Annotated region listings
╭──
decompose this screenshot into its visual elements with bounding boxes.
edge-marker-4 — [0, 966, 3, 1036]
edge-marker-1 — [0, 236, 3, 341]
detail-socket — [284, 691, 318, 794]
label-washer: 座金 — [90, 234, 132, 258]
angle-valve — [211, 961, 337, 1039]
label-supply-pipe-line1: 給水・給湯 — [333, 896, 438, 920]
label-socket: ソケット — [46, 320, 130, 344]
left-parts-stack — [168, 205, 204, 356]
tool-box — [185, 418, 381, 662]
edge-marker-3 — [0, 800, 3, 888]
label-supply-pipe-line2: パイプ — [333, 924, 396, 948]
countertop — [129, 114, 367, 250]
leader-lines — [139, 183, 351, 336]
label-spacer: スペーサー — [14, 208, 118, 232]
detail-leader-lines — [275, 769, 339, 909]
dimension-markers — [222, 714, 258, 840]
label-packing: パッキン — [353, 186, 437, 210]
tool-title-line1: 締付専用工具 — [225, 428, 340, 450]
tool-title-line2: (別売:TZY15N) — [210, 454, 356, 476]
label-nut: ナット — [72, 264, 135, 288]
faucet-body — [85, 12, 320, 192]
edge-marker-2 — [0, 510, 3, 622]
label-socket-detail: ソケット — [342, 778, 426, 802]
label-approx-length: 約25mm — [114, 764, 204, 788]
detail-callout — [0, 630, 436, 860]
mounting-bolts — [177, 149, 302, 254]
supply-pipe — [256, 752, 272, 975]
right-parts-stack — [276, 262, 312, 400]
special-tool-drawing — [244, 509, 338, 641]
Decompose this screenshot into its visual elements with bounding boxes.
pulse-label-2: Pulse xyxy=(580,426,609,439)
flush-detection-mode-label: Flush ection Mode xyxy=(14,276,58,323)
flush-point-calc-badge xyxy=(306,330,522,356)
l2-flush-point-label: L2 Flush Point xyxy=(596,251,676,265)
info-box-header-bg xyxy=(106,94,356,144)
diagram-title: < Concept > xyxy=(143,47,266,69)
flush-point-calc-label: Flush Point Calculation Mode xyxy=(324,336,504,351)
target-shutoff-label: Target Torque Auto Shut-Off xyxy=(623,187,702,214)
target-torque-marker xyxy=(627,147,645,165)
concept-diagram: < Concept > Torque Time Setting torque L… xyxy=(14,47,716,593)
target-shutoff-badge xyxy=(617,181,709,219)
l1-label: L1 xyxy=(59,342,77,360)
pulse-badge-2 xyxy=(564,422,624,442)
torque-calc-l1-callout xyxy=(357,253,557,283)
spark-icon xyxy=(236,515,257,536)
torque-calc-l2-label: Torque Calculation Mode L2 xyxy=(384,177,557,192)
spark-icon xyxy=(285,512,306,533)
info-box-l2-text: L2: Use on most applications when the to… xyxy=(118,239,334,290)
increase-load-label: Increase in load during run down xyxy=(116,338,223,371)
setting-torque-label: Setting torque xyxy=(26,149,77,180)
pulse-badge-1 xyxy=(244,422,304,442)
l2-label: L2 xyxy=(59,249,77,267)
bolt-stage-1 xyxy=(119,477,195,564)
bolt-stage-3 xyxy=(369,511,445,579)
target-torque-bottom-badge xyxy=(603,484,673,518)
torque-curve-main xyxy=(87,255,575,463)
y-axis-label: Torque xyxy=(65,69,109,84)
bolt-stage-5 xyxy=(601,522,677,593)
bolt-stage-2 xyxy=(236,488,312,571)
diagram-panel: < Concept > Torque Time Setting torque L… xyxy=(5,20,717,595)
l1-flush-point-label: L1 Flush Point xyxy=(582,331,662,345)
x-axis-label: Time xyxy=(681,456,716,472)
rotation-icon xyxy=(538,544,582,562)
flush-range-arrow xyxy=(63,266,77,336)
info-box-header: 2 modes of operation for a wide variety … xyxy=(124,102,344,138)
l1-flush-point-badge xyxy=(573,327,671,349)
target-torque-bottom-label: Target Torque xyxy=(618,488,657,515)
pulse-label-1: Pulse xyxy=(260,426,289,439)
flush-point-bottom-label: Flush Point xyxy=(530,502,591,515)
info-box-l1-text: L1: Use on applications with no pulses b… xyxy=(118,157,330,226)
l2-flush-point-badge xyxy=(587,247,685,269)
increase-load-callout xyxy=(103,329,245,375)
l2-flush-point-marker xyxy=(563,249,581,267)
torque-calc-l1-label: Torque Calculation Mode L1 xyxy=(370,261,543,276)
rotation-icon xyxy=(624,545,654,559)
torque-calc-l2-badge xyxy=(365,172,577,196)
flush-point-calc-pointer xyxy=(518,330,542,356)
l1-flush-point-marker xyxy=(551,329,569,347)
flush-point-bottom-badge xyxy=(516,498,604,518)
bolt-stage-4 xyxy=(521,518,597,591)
╰──
→ Description of the task: Retype the material word for word, from its first line through the line containing "left-parts-stack — [168, 205, 204, 356]", including both.

→ Solution below:
decompose this screenshot into its visual elements with bounding boxes.
edge-marker-4 — [0, 966, 3, 1036]
edge-marker-1 — [0, 236, 3, 341]
detail-socket — [284, 691, 318, 794]
label-washer: 座金 — [90, 234, 132, 258]
angle-valve — [211, 961, 337, 1039]
label-supply-pipe-line1: 給水・給湯 — [333, 896, 438, 920]
label-socket: ソケット — [46, 320, 130, 344]
left-parts-stack — [168, 205, 204, 356]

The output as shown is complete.